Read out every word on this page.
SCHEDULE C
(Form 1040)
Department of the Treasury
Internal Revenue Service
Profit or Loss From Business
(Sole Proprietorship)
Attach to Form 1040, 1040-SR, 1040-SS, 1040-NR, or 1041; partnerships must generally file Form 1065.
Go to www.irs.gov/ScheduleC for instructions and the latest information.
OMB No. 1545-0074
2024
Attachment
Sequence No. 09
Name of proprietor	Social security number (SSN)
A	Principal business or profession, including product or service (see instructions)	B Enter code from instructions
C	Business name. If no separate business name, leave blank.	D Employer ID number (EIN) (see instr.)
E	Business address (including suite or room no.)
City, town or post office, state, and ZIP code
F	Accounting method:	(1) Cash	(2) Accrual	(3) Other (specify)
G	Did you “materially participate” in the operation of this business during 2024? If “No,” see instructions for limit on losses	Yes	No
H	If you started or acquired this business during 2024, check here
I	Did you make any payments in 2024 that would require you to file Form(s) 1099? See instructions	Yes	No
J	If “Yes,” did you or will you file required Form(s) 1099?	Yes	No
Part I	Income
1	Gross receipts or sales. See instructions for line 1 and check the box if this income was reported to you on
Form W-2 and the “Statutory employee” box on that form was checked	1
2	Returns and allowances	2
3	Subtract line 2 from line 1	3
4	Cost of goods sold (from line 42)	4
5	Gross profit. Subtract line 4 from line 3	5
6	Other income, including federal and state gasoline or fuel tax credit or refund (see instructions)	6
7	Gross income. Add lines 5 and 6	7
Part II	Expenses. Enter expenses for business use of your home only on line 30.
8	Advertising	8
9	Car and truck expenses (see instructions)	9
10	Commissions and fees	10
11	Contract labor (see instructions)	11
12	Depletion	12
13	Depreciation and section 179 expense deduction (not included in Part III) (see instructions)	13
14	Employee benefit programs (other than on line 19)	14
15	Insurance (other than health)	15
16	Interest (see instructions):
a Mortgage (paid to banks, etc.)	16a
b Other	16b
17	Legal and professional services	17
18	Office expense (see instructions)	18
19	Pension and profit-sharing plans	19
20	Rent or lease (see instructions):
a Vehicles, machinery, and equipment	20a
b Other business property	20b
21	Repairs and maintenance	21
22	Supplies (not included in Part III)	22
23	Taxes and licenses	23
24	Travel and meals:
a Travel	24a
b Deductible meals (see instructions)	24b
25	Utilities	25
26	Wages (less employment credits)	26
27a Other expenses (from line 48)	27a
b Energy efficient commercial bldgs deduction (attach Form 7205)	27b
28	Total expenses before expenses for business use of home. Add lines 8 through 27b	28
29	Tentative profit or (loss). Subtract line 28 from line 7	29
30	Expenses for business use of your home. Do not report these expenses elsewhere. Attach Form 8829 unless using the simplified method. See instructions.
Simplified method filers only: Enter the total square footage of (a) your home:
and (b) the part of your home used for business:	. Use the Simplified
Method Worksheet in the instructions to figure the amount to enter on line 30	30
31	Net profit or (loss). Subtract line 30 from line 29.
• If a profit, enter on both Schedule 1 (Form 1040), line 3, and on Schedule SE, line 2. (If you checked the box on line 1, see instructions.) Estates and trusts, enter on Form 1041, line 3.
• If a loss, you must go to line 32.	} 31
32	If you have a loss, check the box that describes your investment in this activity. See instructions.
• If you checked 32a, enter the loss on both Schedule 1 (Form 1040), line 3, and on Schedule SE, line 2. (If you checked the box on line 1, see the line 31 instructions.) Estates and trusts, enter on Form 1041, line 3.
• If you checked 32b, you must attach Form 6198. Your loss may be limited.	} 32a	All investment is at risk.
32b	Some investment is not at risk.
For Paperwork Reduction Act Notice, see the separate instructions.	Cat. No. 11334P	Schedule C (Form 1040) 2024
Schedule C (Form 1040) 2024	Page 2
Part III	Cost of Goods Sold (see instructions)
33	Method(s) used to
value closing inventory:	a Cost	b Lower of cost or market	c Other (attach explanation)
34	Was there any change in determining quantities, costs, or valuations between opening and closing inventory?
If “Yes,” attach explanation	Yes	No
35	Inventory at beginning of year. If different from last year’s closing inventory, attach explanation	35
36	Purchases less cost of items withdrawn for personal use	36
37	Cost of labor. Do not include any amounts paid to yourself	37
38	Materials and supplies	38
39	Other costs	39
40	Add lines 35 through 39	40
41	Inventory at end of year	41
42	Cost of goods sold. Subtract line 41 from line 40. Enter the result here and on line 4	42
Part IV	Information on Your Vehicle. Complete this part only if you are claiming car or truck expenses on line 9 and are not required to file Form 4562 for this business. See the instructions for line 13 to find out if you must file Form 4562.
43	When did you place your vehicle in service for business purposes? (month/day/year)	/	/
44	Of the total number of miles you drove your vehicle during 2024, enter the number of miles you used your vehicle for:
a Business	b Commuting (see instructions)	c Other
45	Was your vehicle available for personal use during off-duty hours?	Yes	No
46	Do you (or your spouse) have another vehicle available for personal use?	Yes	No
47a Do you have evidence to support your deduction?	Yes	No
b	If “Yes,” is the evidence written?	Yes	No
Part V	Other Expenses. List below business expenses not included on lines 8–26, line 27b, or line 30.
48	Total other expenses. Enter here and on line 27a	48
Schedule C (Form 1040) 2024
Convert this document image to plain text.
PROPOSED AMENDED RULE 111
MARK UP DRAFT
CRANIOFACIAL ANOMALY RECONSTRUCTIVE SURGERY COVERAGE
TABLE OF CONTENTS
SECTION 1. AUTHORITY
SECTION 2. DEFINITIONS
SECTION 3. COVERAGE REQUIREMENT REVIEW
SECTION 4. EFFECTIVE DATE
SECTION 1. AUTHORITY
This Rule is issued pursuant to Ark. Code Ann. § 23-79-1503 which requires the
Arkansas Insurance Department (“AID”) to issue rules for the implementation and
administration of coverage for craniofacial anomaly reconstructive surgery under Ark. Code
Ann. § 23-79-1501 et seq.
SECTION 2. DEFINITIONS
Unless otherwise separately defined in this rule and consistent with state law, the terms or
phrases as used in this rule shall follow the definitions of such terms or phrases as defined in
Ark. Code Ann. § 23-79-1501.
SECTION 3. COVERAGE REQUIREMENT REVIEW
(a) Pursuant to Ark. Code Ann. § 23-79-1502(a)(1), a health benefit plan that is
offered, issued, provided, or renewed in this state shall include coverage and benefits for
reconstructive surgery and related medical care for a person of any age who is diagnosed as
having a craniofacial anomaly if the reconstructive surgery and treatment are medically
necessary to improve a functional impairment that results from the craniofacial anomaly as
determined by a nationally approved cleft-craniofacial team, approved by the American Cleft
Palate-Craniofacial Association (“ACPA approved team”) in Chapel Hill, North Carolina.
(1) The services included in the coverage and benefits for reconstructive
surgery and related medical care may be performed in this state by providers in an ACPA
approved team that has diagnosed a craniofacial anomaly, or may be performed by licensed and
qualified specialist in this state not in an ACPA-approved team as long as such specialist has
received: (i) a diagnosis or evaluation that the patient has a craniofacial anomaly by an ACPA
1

- DIRECTIONS
Each record must be repeated exactly as it is.

- RESPONSE BELOW
Read out every word on this page.
SCHEDULE C
(Form 1040)
Department of the Treasury
Internal Revenue Service
Profit or Loss From Business
(Sole Proprietorship)
Attach to Form 1040, 1040-SR, 1040-SS, 1040-NR, or 1041; partnerships must generally file Form 1065.
Go to www.irs.gov/ScheduleC for instructions and the latest information.
OMB No. 1545-0074
2024
Attachment
Sequence No. 09
Name of proprietor	Social security number (SSN)
A	Principal business or profession, including product or service (see instructions)	B Enter code from instructions
C	Business name. If no separate business name, leave blank.	D Employer ID number (EIN) (see instr.)
E	Business address (including suite or room no.)
City, town or post office, state, and ZIP code
F	Accounting method:	(1) Cash	(2) Accrual	(3) Other (specify)
G	Did you “materially participate” in the operation of this business during 2024? If “No,” see instructions for limit on losses	Yes	No
H	If you started or acquired this business during 2024, check here
I	Did you make any payments in 2024 that would require you to file Form(s) 1099? See instructions	Yes	No
J	If “Yes,” did you or will you file required Form(s) 1099?	Yes	No
Part I	Income
1	Gross receipts or sales. See instructions for line 1 and check the box if this income was reported to you on
Form W-2 and the “Statutory employee” box on that form was checked	1
2	Returns and allowances	2
3	Subtract line 2 from line 1	3
4	Cost of goods sold (from line 42)	4
5	Gross profit. Subtract line 4 from line 3	5
6	Other income, including federal and state gasoline or fuel tax credit or refund (see instructions)	6
7	Gross income. Add lines 5 and 6	7
Part II	Expenses. Enter expenses for business use of your home only on line 30.
8	Advertising	8
9	Car and truck expenses (see instructions)	9
10	Commissions and fees	10
11	Contract labor (see instructions)	11
12	Depletion	12
13	Depreciation and section 179 expense deduction (not included in Part III) (see instructions)	13
14	Employee benefit programs (other than on line 19)	14
15	Insurance (other than health)	15
16	Interest (see instructions):
a Mortgage (paid to banks, etc.)	16a
b Other	16b
17	Legal and professional services	17
18	Office expense (see instructions)	18
19	Pension and profit-sharing plans	19
20	Rent or lease (see instructions):
a Vehicles, machinery, and equipment	20a
b Other business property	20b
21	Repairs and maintenance	21
22	Supplies (not included in Part III)	22
23	Taxes and licenses	23
24	Travel and meals:
a Travel	24a
b Deductible meals (see instructions)	24b
25	Utilities	25
26	Wages (less employment credits)	26
27a Other expenses (from line 48)	27a
b Energy efficient commercial bldgs deduction (attach Form 7205)	27b
28	Total expenses before expenses for business use of home. Add lines 8 through 27b	28
29	Tentative profit or (loss). Subtract line 28 from line 7	29
30	Expenses for business use of your home. Do not report these expenses elsewhere. Attach Form 8829 unless using the simplified method. See instructions.
Simplified method filers only: Enter the total square footage of (a) your home:
and (b) the part of your home used for business:	. Use the Simplified
Method Worksheet in the instructions to figure the amount to enter on line 30	30
31	Net profit or (loss). Subtract line 30 from line 29.
• If a profit, enter on both Schedule 1 (Form 1040), line 3, and on Schedule SE, line 2. (If you checked the box on line 1, see instructions.) Estates and trusts, enter on Form 1041, line 3.
• If a loss, you must go to line 32.	} 31
32	If you have a loss, check the box that describes your investment in this activity. See instructions.
• If you checked 32a, enter the loss on both Schedule 1 (Form 1040), line 3, and on Schedule SE, line 2. (If you checked the box on line 1, see the line 31 instructions.) Estates and trusts, enter on Form 1041, line 3.
• If you checked 32b, you must attach Form 6198. Your loss may be limited.	} 32a	All investment is at risk.
32b	Some investment is not at risk.
For Paperwork Reduction Act Notice, see the separate instructions.	Cat. No. 11334P	Schedule C (Form 1040) 2024
Schedule C (Form 1040) 2024	Page 2
Part III	Cost of Goods Sold (see instructions)
33	Method(s) used to
value closing inventory:	a Cost	b Lower of cost or market	c Other (attach explanation)
34	Was there any change in determining quantities, costs, or valuations between opening and closing inventory?
If “Yes,” attach explanation	Yes	No
35	Inventory at beginning of year. If different from last year’s closing inventory, attach explanation	35
36	Purchases less cost of items withdrawn for personal use	36
37	Cost of labor. Do not include any amounts paid to yourself	37
38	Materials and supplies	38
39	Other costs	39
40	Add lines 35 through 39	40
41	Inventory at end of year	41
42	Cost of goods sold. Subtract line 41 from line 40. Enter the result here and on line 4	42
Part IV	Information on Your Vehicle. Complete this part only if you are claiming car or truck expenses on line 9 and are not required to file Form 4562 for this business. See the instructions for line 13 to find out if you must file Form 4562.
43	When did you place your vehicle in service for business purposes? (month/day/year)	/	/
44	Of the total number of miles you drove your vehicle during 2024, enter the number of miles you used your vehicle for:
a Business	b Commuting (see instructions)	c Other
45	Was your vehicle available for personal use during off-duty hours?	Yes	No
46	Do you (or your spouse) have another vehicle available for personal use?	Yes	No
47a Do you have evidence to support your deduction?	Yes	No
b	If “Yes,” is the evidence written?	Yes	No
Part V	Other Expenses. List below business expenses not included on lines 8–26, line 27b, or line 30.
48	Total other expenses. Enter here and on line 27a	48
Schedule C (Form 1040) 2024
Convert this document image to plain text.
PROPOSED AMENDED RULE 111
MARK UP DRAFT
CRANIOFACIAL ANOMALY RECONSTRUCTIVE SURGERY COVERAGE
TABLE OF CONTENTS
SECTION 1. AUTHORITY
SECTION 2. DEFINITIONS
SECTION 3. COVERAGE REQUIREMENT REVIEW
SECTION 4. EFFECTIVE DATE
SECTION 1. AUTHORITY
This Rule is issued pursuant to Ark. Code Ann. § 23-79-1503 which requires the
Arkansas Insurance Department (“AID”) to issue rules for the implementation and
administration of coverage for craniofacial anomaly reconstructive surgery under Ark. Code
Ann. § 23-79-1501 et seq.
SECTION 2. DEFINITIONS
Unless otherwise separately defined in this rule and consistent with state law, the terms or
phrases as used in this rule shall follow the definitions of such terms or phrases as defined in
Ark. Code Ann. § 23-79-1501.
SECTION 3. COVERAGE REQUIREMENT REVIEW
(a) Pursuant to Ark. Code Ann. § 23-79-1502(a)(1), a health benefit plan that is
offered, issued, provided, or renewed in this state shall include coverage and benefits for
reconstructive surgery and related medical care for a person of any age who is diagnosed as
having a craniofacial anomaly if the reconstructive surgery and treatment are medically
necessary to improve a functional impairment that results from the craniofacial anomaly as
determined by a nationally approved cleft-craniofacial team, approved by the American Cleft
Palate-Craniofacial Association (“ACPA approved team”) in Chapel Hill, North Carolina.
(1) The services included in the coverage and benefits for reconstructive
surgery and related medical care may be performed in this state by providers in an ACPA
approved team that has diagnosed a craniofacial anomaly, or may be performed by licensed and
qualified specialist in this state not in an ACPA-approved team as long as such specialist has
received: (i) a diagnosis or evaluation that the patient has a craniofacial anomaly by an ACPA
1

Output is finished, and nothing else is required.